PROVIDED PASSAGE:
● ● ● ● ● ● ●
Based on what I've read here, it sounds like Ne is resourcefulness. "This object isn't here, but this would probably work just as well, even though it isn't meant for this purpose." Which confuses me a bit. A lot of "S's" are resourceful in thinking "outside of the box." I've been stuck in a few ruts, but I've always seen ways of using things outside of their intended purpose, if needed. It's not my initial reaction, however. I typically view things for what they are, but the second I need something or get into a tense situation and I'm at a lack of what I need, I start looking outside of the box.

If that is Ne, which would be a shadow function for me, how am I able to use it so well in certain situations? I'm certain Ti, Se, Ni and Fe is my cognitive set.

P.S. Not trying to argue, just get a better understanding of this.


----------



## nevermore (Oct 1, 2010)

xReBoRN7 said:


> Based on what I've read here, it sounds like Ne is resourcefulness. "This object isn't here, but this would probably work just as well, even though it isn't meant for this purpose." Which confuses me a bit. A lot of "S's" are resourceful in thinking "outside of the box." I've been stuck in a few ruts, but I've always seen ways of using things outside of their intended purpose, if needed. It's not my initial reaction, however. I typically view things for what they are, but the second I need something or get into a tense situation and I'm at a lack of what I need, I start looking outside of the box.
● ● ● ● ● ● ●
LISTED RECORDS:
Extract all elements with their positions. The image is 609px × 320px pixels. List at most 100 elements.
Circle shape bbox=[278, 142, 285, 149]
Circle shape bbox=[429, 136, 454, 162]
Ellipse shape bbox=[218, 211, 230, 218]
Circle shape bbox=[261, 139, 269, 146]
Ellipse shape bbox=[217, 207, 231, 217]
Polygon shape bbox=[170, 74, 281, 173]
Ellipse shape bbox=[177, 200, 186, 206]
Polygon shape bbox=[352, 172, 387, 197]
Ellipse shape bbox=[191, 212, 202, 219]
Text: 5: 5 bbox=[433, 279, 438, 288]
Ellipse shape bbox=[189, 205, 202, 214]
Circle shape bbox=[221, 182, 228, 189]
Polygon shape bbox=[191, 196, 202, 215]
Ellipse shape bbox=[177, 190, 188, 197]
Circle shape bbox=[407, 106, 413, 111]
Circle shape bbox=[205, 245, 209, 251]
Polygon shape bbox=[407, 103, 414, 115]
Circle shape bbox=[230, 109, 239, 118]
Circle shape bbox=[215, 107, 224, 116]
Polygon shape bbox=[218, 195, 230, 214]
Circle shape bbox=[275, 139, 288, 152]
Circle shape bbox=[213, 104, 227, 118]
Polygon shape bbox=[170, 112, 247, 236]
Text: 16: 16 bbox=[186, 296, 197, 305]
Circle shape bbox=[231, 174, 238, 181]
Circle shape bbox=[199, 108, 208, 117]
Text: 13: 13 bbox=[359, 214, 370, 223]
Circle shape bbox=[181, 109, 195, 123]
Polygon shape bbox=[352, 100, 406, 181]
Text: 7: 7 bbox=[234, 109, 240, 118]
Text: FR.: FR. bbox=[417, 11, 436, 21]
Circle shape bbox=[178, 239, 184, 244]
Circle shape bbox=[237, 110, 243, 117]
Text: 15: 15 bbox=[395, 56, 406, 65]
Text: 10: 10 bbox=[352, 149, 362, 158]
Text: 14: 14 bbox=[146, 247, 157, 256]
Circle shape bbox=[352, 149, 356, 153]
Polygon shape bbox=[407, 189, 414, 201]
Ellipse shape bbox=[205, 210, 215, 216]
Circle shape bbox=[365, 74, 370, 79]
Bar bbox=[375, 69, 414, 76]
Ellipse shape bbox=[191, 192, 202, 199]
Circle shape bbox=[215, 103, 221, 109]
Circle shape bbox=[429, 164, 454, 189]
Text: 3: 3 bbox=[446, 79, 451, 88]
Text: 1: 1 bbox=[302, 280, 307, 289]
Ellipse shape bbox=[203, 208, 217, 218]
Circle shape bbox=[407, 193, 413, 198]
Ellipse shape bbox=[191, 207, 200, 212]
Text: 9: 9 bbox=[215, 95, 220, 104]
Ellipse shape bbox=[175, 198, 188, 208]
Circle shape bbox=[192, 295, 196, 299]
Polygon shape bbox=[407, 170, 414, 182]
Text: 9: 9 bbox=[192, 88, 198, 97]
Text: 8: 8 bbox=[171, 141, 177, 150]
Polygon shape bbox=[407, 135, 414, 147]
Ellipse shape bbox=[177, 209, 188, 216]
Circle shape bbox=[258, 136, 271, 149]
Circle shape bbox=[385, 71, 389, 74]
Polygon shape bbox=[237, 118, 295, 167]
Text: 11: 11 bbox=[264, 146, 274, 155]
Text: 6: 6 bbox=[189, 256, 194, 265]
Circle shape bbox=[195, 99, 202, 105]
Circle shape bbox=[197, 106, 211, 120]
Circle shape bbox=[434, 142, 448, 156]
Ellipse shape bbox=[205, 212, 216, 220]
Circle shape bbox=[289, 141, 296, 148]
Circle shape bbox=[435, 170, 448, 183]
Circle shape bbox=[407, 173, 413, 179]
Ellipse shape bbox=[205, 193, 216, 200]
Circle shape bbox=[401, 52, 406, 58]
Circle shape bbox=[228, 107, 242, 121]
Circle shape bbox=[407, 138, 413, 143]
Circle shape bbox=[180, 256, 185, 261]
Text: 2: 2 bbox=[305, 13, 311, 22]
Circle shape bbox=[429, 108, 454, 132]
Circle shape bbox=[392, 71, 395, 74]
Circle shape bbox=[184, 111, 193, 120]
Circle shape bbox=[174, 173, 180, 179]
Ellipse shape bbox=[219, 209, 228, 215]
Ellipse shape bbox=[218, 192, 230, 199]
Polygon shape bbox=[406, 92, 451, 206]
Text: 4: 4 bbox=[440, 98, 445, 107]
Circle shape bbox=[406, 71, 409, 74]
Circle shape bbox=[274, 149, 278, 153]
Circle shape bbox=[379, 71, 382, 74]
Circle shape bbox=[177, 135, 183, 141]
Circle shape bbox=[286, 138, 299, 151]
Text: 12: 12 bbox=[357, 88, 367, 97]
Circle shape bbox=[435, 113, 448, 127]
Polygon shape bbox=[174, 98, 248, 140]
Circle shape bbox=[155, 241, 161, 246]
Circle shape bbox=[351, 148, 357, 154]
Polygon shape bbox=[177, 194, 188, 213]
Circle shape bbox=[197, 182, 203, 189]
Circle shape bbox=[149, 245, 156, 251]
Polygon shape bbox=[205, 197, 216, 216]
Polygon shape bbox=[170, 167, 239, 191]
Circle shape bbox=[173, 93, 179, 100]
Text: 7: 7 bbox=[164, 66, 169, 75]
● ● ● ● ● ● ●
GOALS:
**1.** In the forum thread about Ne and resourcefulness, which four functions does the original poster say make up their cognitive set?
**2.** Write the next part of the forum thread about Ne and resourcefulness, starting after its final quoted line.

RESULTS OF THE TASKS:
**1.** Ti, Se, Ni and Fe.

**2.**
> 
> If that is Ne, which would be a shadow function for me, how am I able to use it so well in certain situations? I'm certain Ti, Se, Ni and Fe is my cognitive set.
> 
> P.S. Not trying to argue, just get a better understanding of this.


Because Ne isn't just about "objects". The best way I can describe it (I did not make this up, but it's pretty accurate) is pulling an idea out of a stream of ideas. It is extraverted because unlike Ni, it is not an all-encompassing "world view" but, like Se, is situational and can only be energized through action. 

There are many similarities. It thinks "what could we do" situationally and in real time, like Se. Although it does not work as well as Se for picking up objects, it can often be used for that purpose. An ISTP will more often say "we need x to do this" and an INTP will say "look at all the things we could possibly do with x". Se when used concretely is "utilizing things in a pinch", Ne when used concretely is thinking of what stuff things in general could possibly be used for, in a pinch or not.

Ne is best used for brainstorming, drawing connections beetween things, seeing patterns, and picking up on what is very subtly implied...deducing, as it will, like a sixth sense. It senses the the invisible links that bind reality together and what new links in the web of life we can make in real time.

Remember extraverted functions are less "pure" and more practical than introverted functions so Se and Ne will resemble each other slightly more than Si and Ni.

Feel free to ask more questions if you want.:happy:


----------



## MrSmashem (Aug 25, 2010)

nevermore said:


> Because Ne isn't just about "objects". The best way I can describe it (I did not make this up, but it's pretty accurate) is pulling an idea out of a stream of ideas. It is extraverted because unlike Ni, it is not an all-encompassing "world view" but, like Se, is situational and can only be energized through action.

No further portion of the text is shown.